* WORK TO COMPLETE
Set down each record below precisely, skipping the pictures.

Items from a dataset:

◇ ◇ ◇ ◇

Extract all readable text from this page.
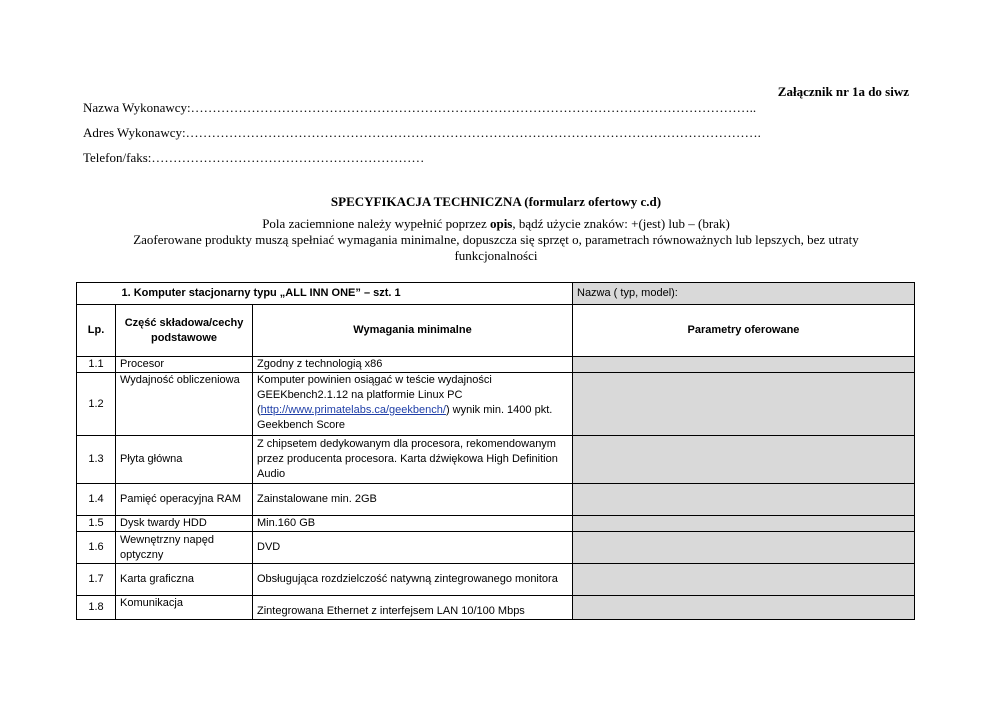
Załącznik nr 1a do siwz
Nazwa Wykonawcy:…………………………………………………………………………………………………………………..
Adres Wykonawcy:…………………………………………………………………………………………………………………….
Telefon/faks:………………………………………………………
SPECYFIKACJA TECHNICZNA (formularz ofertowy c.d)
Pola zaciemnione należy wypełnić poprzez opis, bądź użycie znaków: +(jest) lub – (brak)
Zaoferowane produkty muszą spełniać wymagania minimalne, dopuszcza się sprzęt o, parametrach równoważnych lub lepszych, bez utraty funkcjonalności
	1. Komputer stacjonarny typu „ALL INN ONE” – szt. 1		Nazwa ( typ, model):
Lp.	Część składowa/cechy podstawowe	Wymagania minimalne	Parametry oferowane
1.1	Procesor	Zgodny z technologią x86	
1.2	Wydajność obliczeniowa	Komputer powinien osiągać w teście wydajności GEEKbench2.1.12 na platformie Linux PC (http://www.primatelabs.ca/geekbench/) wynik min. 1400 pkt. Geekbench Score	
1.3	Płyta główna	Z chipsetem dedykowanym dla procesora, rekomendowanym przez producenta procesora. Karta dźwiękowa High Definition Audio	
1.4	Pamięć operacyjna RAM	Zainstalowane min. 2GB	
1.5	Dysk twardy HDD	Min.160 GB	
1.6	Wewnętrzny napęd optyczny	DVD	
1.7	Karta graficzna	Obsługująca rozdzielczość natywną zintegrowanego monitora	
1.8	Komunikacja	Zintegrowana Ethernet z interfejsem LAN 10/100 Mbps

◇ ◇ ◇ ◇

* RESULT OF THE EXERCISE
Extract all readable text from this page.
Załącznik nr 1a do siwz
Nazwa Wykonawcy:…………………………………………………………………………………………………………………..
Adres Wykonawcy:…………………………………………………………………………………………………………………….
Telefon/faks:………………………………………………………
SPECYFIKACJA TECHNICZNA (formularz ofertowy c.d)
Pola zaciemnione należy wypełnić poprzez opis, bądź użycie znaków: +(jest) lub – (brak)
Zaoferowane produkty muszą spełniać wymagania minimalne, dopuszcza się sprzęt o, parametrach równoważnych lub lepszych, bez utraty funkcjonalności
	1. Komputer stacjonarny typu „ALL INN ONE” – szt. 1		Nazwa ( typ, model):
Lp.	Część składowa/cechy podstawowe	Wymagania minimalne	Parametry oferowane
1.1	Procesor	Zgodny z technologią x86	
1.2	Wydajność obliczeniowa	Komputer powinien osiągać w teście wydajności GEEKbench2.1.12 na platformie Linux PC (http://www.primatelabs.ca/geekbench/) wynik min. 1400 pkt. Geekbench Score	
1.3	Płyta główna	Z chipsetem dedykowanym dla procesora, rekomendowanym przez producenta procesora. Karta dźwiękowa High Definition Audio	
1.4	Pamięć operacyjna RAM	Zainstalowane min. 2GB	
1.5	Dysk twardy HDD	Min.160 GB	
1.6	Wewnętrzny napęd optyczny	DVD	
1.7	Karta graficzna	Obsługująca rozdzielczość natywną zintegrowanego monitora	
1.8	Komunikacja	Zintegrowana Ethernet z interfejsem LAN 10/100 Mbps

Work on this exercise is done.